**Texto seleccionado**
Oh, calamidad. Suben los termómetros y miríadas de compatriotas, enajenados, acuden a la llamada del melanoma. Gran desdicha, conectamos con la degeté. “Un número incontable de seats ibiza atascan las autovías de la costa” Devolvemos la conexión. El panorama es desolador. Un estruendo de chancletas anuncia el fin de la decencia y el pundonor. El glorioso edificio de la cultura occidental se derrumba al compás de las pedorretas del bote de protector (factor cincuenta). Los bárbaros han llegado entonando un himno ominoso al que llaman canción del verano.
Antes de que nos volviésemos todos locos, las playas servían para castigar a los criminales más horrendos. No exiliaron a Napoleón en Albacete, sino en Santa Elena, que es todo costa. ¿Dreyfuss? A un islote caribeño, lleno de palmeras rodeado de aguas cristalinas llamado (con buen criterio) la isla del Diablo. Una playa es un desierto sin oasis, un descampado sin una triste sombra; un arenero gigantesco y ardiente frente al desagüe de todos los retretes del mundo. ¡El Edén!
Un día de playa transcurre tal que así: a media mañana, cuando los plusmarquistas del triglicérido han completado su caminata homeopática, un escuadrón de desdichados carga su sombrilla sobre un hombro enrojecido. En la otra mano, dos tumbonas mal agarradas y un cubito con rastrillo. Le sigue un compinche, con una neverita que hace aguas y un niño de la mano. Se internan en la árida llanura hundiéndose a cada paso, sumándose a esa bochornosa procesión de patizambos que los entomólogos llaman veraneantes. La cuerda de presos avanza rumbo a la orilla con la gracilidad de un escuadrón zombi. Toman posiciones y plantan la bandera de Frigo en su particular Reichstag. ¡Sombra! El cuerpo de zapadores recubre el suelo con toallas y despliega los asientos ortopédicos: no queremos rebozarnos en arena, no somos bestias. ¿Sabes dónde no hay tierra y se está cubierto? En tu salón, José María.

**Tareas**
A. Transcribe del texto sobre la playa el fragmento que va desde "Antes de que" hasta "mundo. ¡El Edén!".
B. Responde según el texto sobre la playa:
(i) ¿Dónde exiliaron a Napoleón?
(ii) ¿De qué factor es el bote de protector?
(iii) ¿Qué bandera plantan los veraneantes al tomar posiciones?
C. En el texto sobre la playa, ¿qué objetos cargan los desdichados y su compinche al hombro o en la mano camino de la orilla? Enuméralos todos.
Las entradas proceden de otra fuente.

**Sección de datos**
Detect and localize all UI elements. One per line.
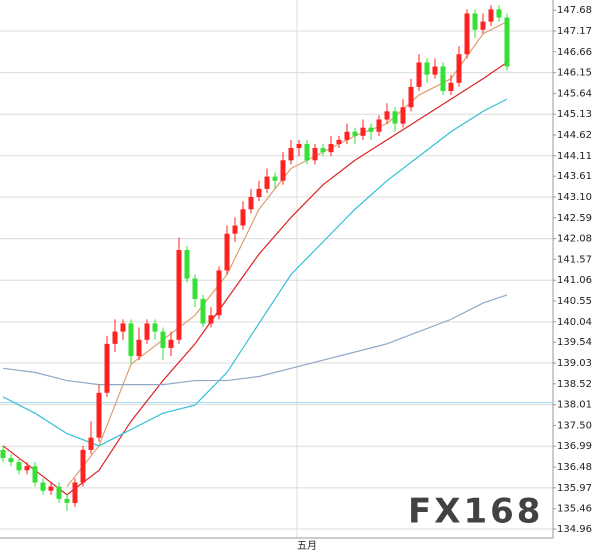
- y-tick-label: 145.13: [557, 109, 592, 120]
- candle-body: [192, 278, 198, 299]
- candle-body: [0, 449, 6, 459]
- x-tick-label: 五月: [297, 540, 317, 552]
- candle-body: [200, 298, 206, 324]
- y-tick-label: 141.06: [557, 275, 592, 286]
- candle-body: [16, 462, 22, 471]
- y-tick-label: 134.96: [557, 524, 592, 535]
- candle-body: [320, 148, 326, 153]
- moving-average: [2, 98, 508, 447]
- y-tick-label: 147.68: [557, 5, 592, 16]
- candle-body: [408, 86, 414, 108]
- candle-body: [376, 119, 382, 132]
- candle-body: [344, 131, 350, 140]
- candle-body: [8, 458, 14, 463]
- candle-body: [64, 498, 70, 503]
- candle-body: [48, 486, 54, 491]
- y-tick-label: 141.57: [557, 254, 592, 265]
- watermark: FX168: [408, 492, 543, 532]
- candle-body: [456, 54, 462, 83]
- candle-body: [304, 143, 310, 161]
- candle-body: [264, 176, 270, 189]
- y-tick-label: 135.97: [557, 483, 592, 494]
- candle-body: [288, 148, 294, 161]
- candle-body: [256, 188, 262, 198]
- candle-body: [120, 323, 126, 332]
- candle-body: [136, 339, 142, 357]
- y-tick-label: 140.55: [557, 296, 592, 307]
- candle-body: [32, 466, 38, 483]
- candle-body: [440, 66, 446, 91]
- candle-body: [168, 339, 174, 348]
- y-tick-label: 135.46: [557, 504, 592, 515]
- y-tick-label: 146.66: [557, 47, 592, 58]
- candle-body: [280, 160, 286, 181]
- candle-body: [448, 82, 454, 91]
- candle-body: [176, 250, 182, 340]
- candle-body: [392, 111, 398, 124]
- moving-average: [2, 294, 508, 386]
- candle-body: [296, 143, 302, 149]
- candle-body: [504, 17, 510, 67]
- y-tick-label: 137.50: [557, 420, 592, 431]
- candle-body: [480, 21, 486, 30]
- candle-body: [352, 131, 358, 136]
- candle-body: [248, 197, 254, 210]
- y-tick-label: 144.11: [557, 151, 592, 162]
- candle-body: [56, 486, 62, 499]
- candle-body: [184, 250, 190, 279]
- y-tick-label: 136.48: [557, 462, 592, 473]
- candle-body: [104, 343, 110, 393]
- candle-body: [328, 143, 334, 153]
- y-tick-label: 142.08: [557, 234, 592, 245]
- candle-body: [336, 139, 342, 144]
- candle-body: [80, 449, 86, 483]
- candle-body: [40, 482, 46, 491]
- candle-body: [464, 13, 470, 55]
- candle-body: [400, 107, 406, 124]
- candle-body: [432, 66, 438, 75]
- y-tick-label: 145.64: [557, 88, 592, 99]
- candle-body: [424, 62, 430, 75]
- candle-body: [312, 148, 318, 161]
- y-tick-label: 138.01: [557, 400, 592, 411]
- candle-body: [24, 466, 30, 471]
- candle-body: [416, 62, 422, 87]
- y-tick-label: 143.61: [557, 171, 592, 182]
- y-tick-label: 139.03: [557, 358, 592, 369]
- moving-average: [66, 21, 508, 487]
- candle-body: [384, 111, 390, 120]
- y-tick-label: 147.17: [557, 26, 592, 37]
- candle-body: [160, 331, 166, 348]
- moving-average: [2, 61, 508, 496]
- candle-body: [216, 270, 222, 316]
- candle-body: [496, 9, 502, 18]
- candle-body: [88, 437, 94, 450]
- y-tick-label: 136.99: [557, 441, 592, 452]
- candle-body: [152, 323, 158, 332]
- candle-body: [128, 323, 134, 357]
- candle-body: [224, 233, 230, 271]
- y-tick-label: 143.10: [557, 192, 592, 203]
- candle-body: [472, 13, 478, 30]
- y-tick-label: 139.54: [557, 337, 592, 348]
- candle-body: [488, 9, 494, 22]
- y-tick-label: 146.15: [557, 68, 592, 79]
- candle-body: [72, 482, 78, 503]
- y-tick-label: 138.52: [557, 379, 592, 390]
- candle-body: [96, 392, 102, 438]
- candle-body: [240, 209, 246, 226]
- candle-body: [368, 127, 374, 132]
- candle-body: [360, 127, 366, 136]
- candle-body: [144, 323, 150, 340]
- candle-body: [112, 331, 118, 344]
- candle-body: [272, 176, 278, 181]
- candle-body: [208, 315, 214, 324]
- y-tick-label: 140.04: [557, 317, 592, 328]
- y-tick-label: 142.59: [557, 213, 592, 224]
- candle-body: [232, 225, 238, 234]
- y-tick-label: 144.62: [557, 130, 592, 141]
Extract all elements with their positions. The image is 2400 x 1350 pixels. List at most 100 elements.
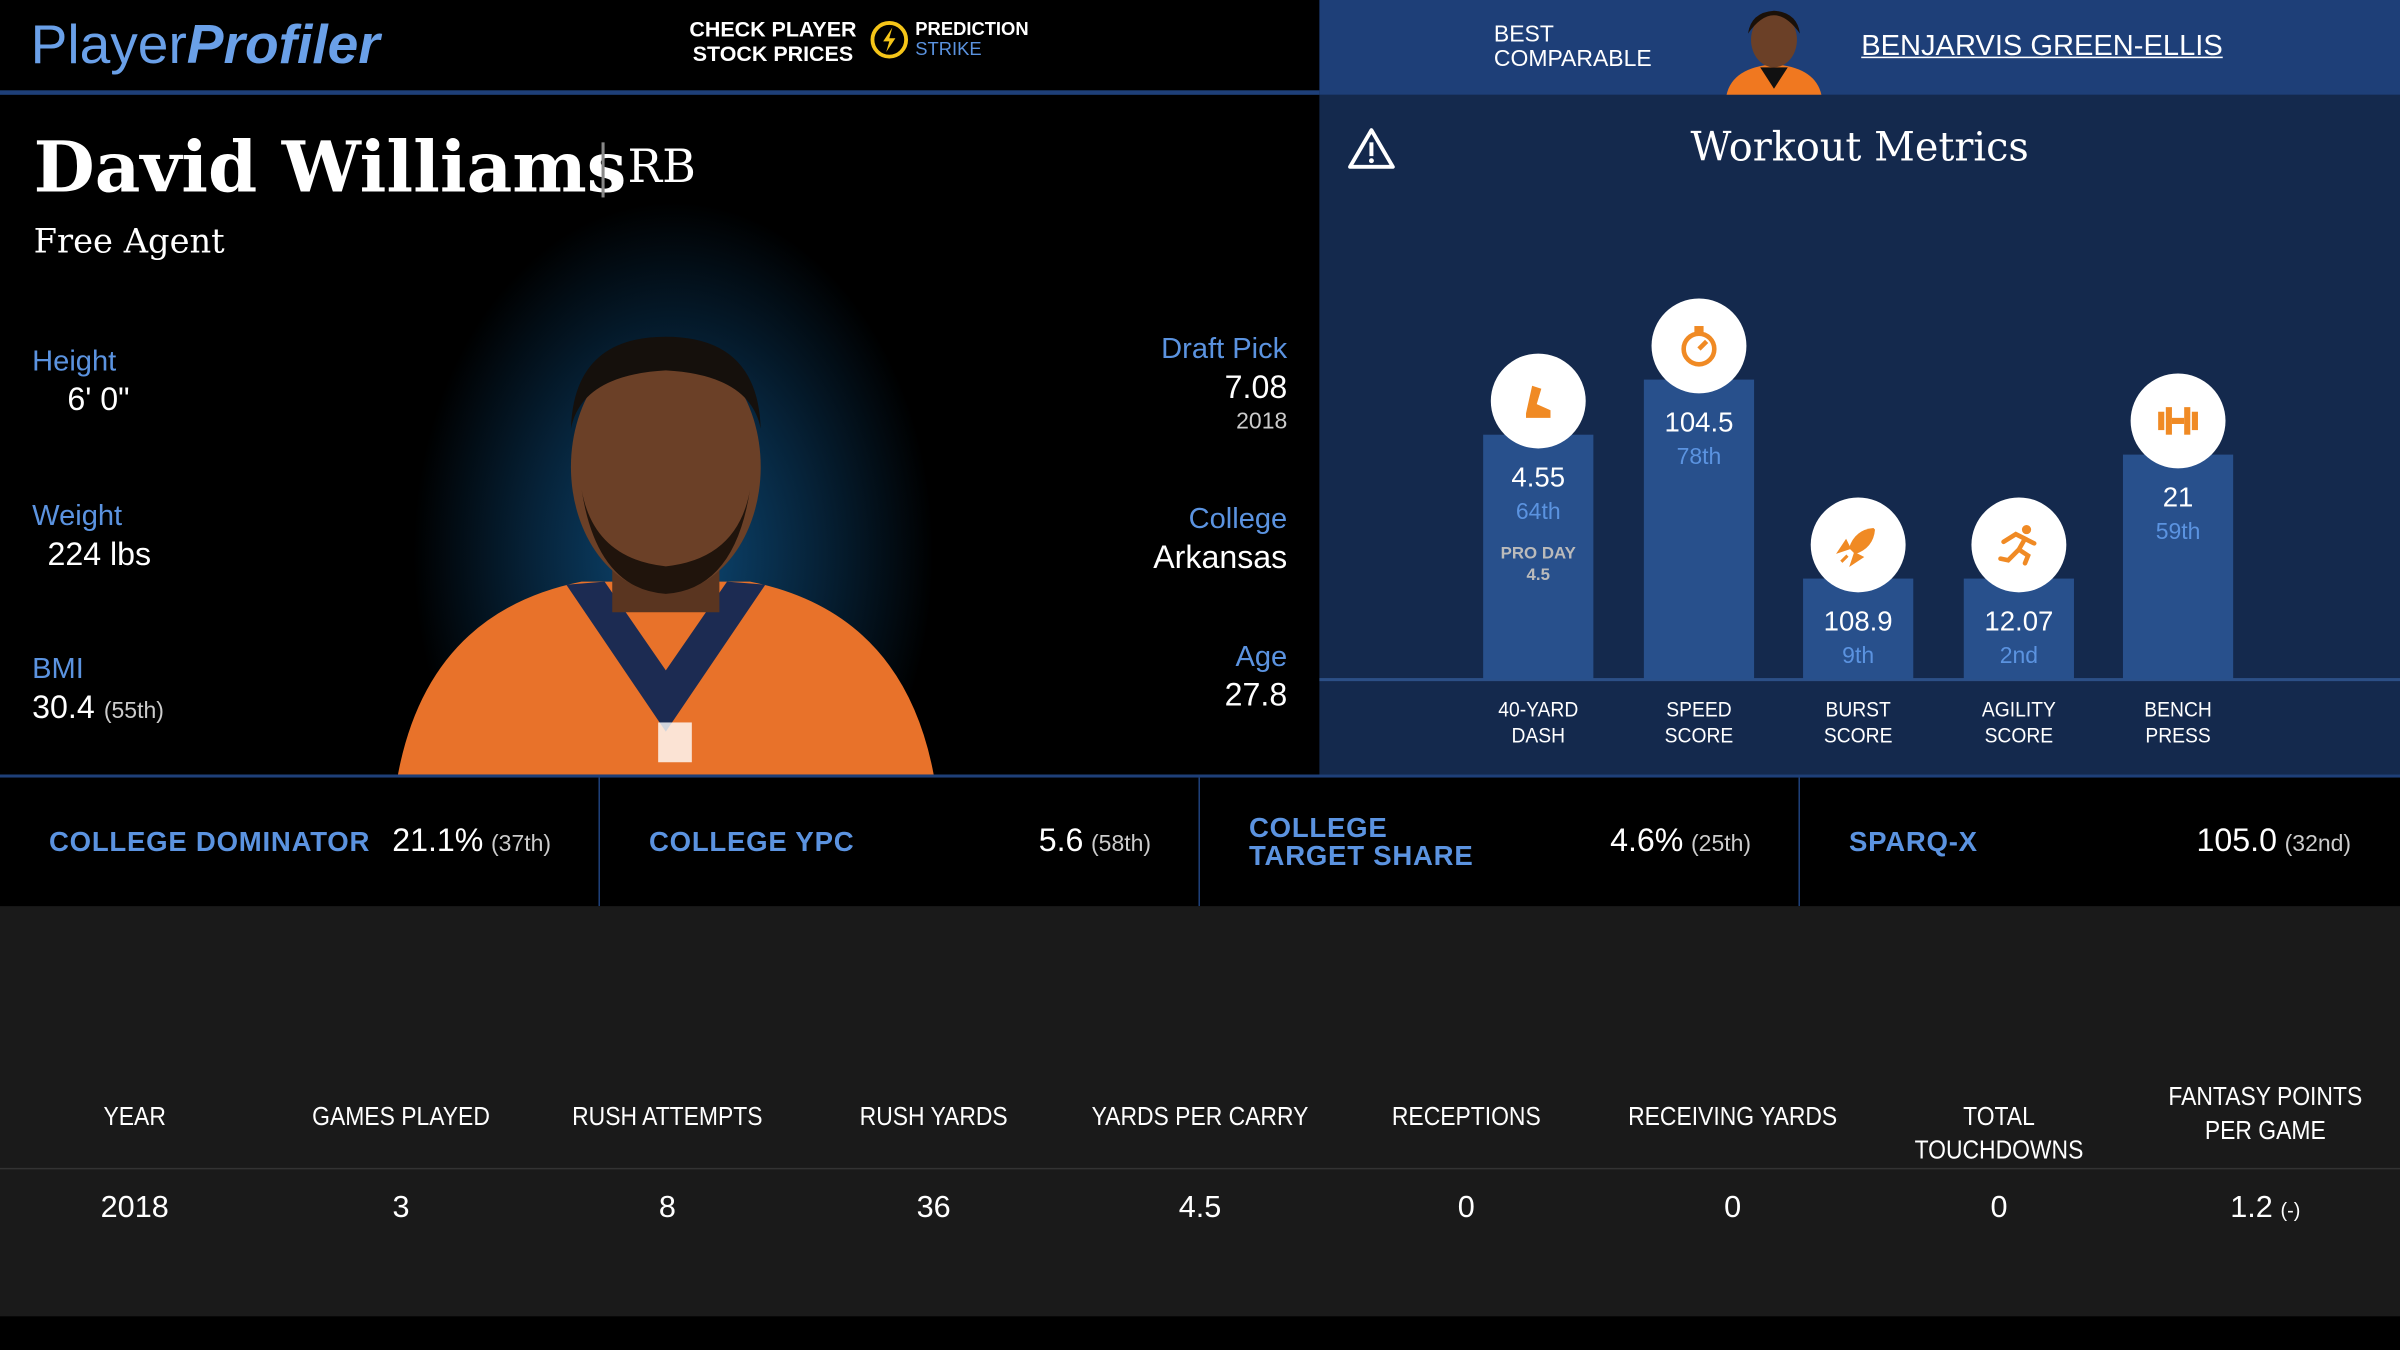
player-status: Free Agent xyxy=(33,223,225,262)
metric-value: 5.6 (58th) xyxy=(1039,823,1151,860)
metric-label: SPARQ-X xyxy=(1848,826,1978,858)
workout-icon xyxy=(1971,497,2067,593)
bio-value-text: 6' 0" xyxy=(67,382,130,418)
table-cell: 0 xyxy=(1866,1191,2132,1226)
bio-value: 30.4 (55th) xyxy=(32,690,164,727)
workout-bar xyxy=(1963,578,2074,680)
table-header: RECEPTIONS xyxy=(1391,1102,1541,1132)
workout-note-value: 4.5 xyxy=(1526,566,1550,585)
metric-value-text: 21.1% xyxy=(392,823,484,859)
workout-note: PRO DAY xyxy=(1500,544,1576,564)
table-cell-text: 3 xyxy=(392,1190,410,1225)
draft-value: 27.8 xyxy=(1224,678,1288,714)
promo-icon xyxy=(870,21,909,59)
table-cell: 8 xyxy=(534,1191,800,1226)
player-photo xyxy=(397,336,934,775)
metric-label: COLLEGE DOMINATOR xyxy=(48,826,371,858)
draft-value: Arkansas xyxy=(1153,540,1288,576)
table-cell: 1.2 (-) xyxy=(2132,1191,2398,1226)
draft-value: 7.08 xyxy=(1224,370,1288,406)
top-border xyxy=(0,90,1320,95)
workout-percentile: 64th xyxy=(1515,498,1561,525)
draft-label: Draft Pick xyxy=(1161,333,1288,366)
comparable-name[interactable]: BENJARVIS GREEN-ELLIS xyxy=(1861,30,2223,63)
player-position: RB xyxy=(627,140,696,195)
workout-icon xyxy=(2130,373,2226,469)
cell-divider xyxy=(598,777,600,907)
table-cell-text: 0 xyxy=(1724,1190,1742,1225)
table-cell-text: 8 xyxy=(658,1190,676,1225)
table-cell: 3 xyxy=(268,1191,534,1226)
cell-divider xyxy=(1198,777,1200,907)
draft-label: Age xyxy=(1235,641,1288,674)
workout-value: 12.07 xyxy=(1984,606,2054,637)
workout-value: 21 xyxy=(2162,482,2194,513)
workout-label: BURST SCORE xyxy=(1823,696,1893,747)
metric-value-text: 4.6% xyxy=(1610,823,1684,859)
metric-rank: (37th) xyxy=(491,831,552,858)
table-cell-text: 0 xyxy=(1990,1190,2008,1225)
workout-bar xyxy=(1643,379,1755,680)
table-cell-text: 2018 xyxy=(100,1190,169,1225)
metric-value: 105.0 (32nd) xyxy=(2197,823,2351,860)
workout-label: BENCH PRESS xyxy=(2144,696,2212,747)
logo-part: Player xyxy=(30,12,187,75)
bio-label: BMI xyxy=(32,653,84,686)
table-header: FANTASY POINTS PER GAME xyxy=(2168,1082,2363,1145)
row-divider xyxy=(0,1167,2400,1170)
stats-panel xyxy=(0,906,2400,1317)
bio-value-text: 224 lbs xyxy=(47,537,152,573)
table-cell-text: 1.2 xyxy=(2230,1190,2273,1225)
metric-value: 21.1% (37th) xyxy=(392,823,551,860)
metric-label: COLLEGE YPC xyxy=(648,826,855,858)
bio-label: Weight xyxy=(32,500,123,533)
promo-brand-name: PREDICTION xyxy=(915,18,1029,40)
metric-rank: (32nd) xyxy=(2284,831,2352,858)
workout-title: Workout Metrics xyxy=(1690,125,2029,172)
table-cell: 0 xyxy=(1333,1191,1599,1226)
table-header: RUSH YARDS xyxy=(859,1102,1008,1132)
table-cell-note: (-) xyxy=(2280,1198,2301,1222)
metric-rank: (25th) xyxy=(1691,831,1752,858)
workout-icon xyxy=(1490,353,1586,449)
metric-value: 4.6% (25th) xyxy=(1610,823,1751,860)
workout-label: SPEED SCORE xyxy=(1664,696,1734,747)
divider xyxy=(601,142,605,198)
workout-label: 40-YARD DASH xyxy=(1498,696,1579,747)
table-cell-text: 36 xyxy=(916,1190,951,1225)
player-name: David Williams xyxy=(33,125,627,209)
table-header: YARDS PER CARRY xyxy=(1091,1102,1309,1132)
workout-icon xyxy=(1810,497,1906,593)
table-cell: 36 xyxy=(801,1191,1067,1226)
bio-rank: (55th) xyxy=(103,697,164,724)
workout-value: 108.9 xyxy=(1823,606,1893,637)
logo[interactable]: PlayerProfiler xyxy=(31,12,380,76)
table-cell: 4.5 xyxy=(1067,1191,1333,1226)
workout-bar xyxy=(1483,434,1594,680)
workout-value: 104.5 xyxy=(1664,407,1734,438)
logo-part: Profiler xyxy=(186,12,380,75)
warning-icon[interactable] xyxy=(1347,126,1396,172)
promo-text[interactable]: CHECK PLAYER STOCK PRICES xyxy=(689,16,857,66)
comparable-bar xyxy=(1319,0,2400,95)
table-cell: 2018 xyxy=(2,1191,268,1226)
table-cell-text: 4.5 xyxy=(1178,1190,1222,1225)
workout-percentile: 59th xyxy=(2155,518,2201,545)
college-metrics-bar xyxy=(0,774,2400,907)
promo-brand[interactable]: PREDICTION STRIKE xyxy=(915,18,1029,60)
promo-brand-sub: STRIKE xyxy=(915,38,982,60)
table-cell: 0 xyxy=(1599,1191,1865,1226)
table-header: RUSH ATTEMPTS xyxy=(572,1102,763,1132)
workout-label: AGILITY SCORE xyxy=(1981,696,2056,747)
cell-divider xyxy=(1798,777,1800,907)
table-cell-text: 0 xyxy=(1457,1190,1475,1225)
metric-value-text: 105.0 xyxy=(2196,823,2278,859)
table-header: TOTAL TOUCHDOWNS xyxy=(1914,1102,2084,1165)
bio-value-text: 30.4 xyxy=(32,690,95,726)
bio-label: Height xyxy=(32,345,117,379)
bio-value: 6' 0" xyxy=(67,383,129,420)
workout-percentile: 78th xyxy=(1676,443,1722,470)
workout-bar xyxy=(2122,454,2234,680)
metric-label: COLLEGE TARGET SHARE xyxy=(1248,812,1474,871)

**Resultados en orden**
A.
Antes de que nos volviésemos todos locos, las playas servían para castigar a los criminales más horrendos. No exiliaron a Napoleón en Albacete, sino en Santa Elena, que es todo costa. ¿Dreyfuss? A un islote caribeño, lleno de palmeras rodeado de aguas cristalinas llamado (con buen criterio) la isla del Diablo. Una playa es un desierto sin oasis, un descampado sin una triste sombra; un arenero gigantesco y ardiente frente al desagüe de todos los retretes del mundo. ¡El Edén!

B.
(i) En Santa Elena.
(ii) De factor cincuenta.
(iii) La bandera de Frigo.

C. La sombrilla, dos tumbonas, un cubito con rastrillo y una neverita.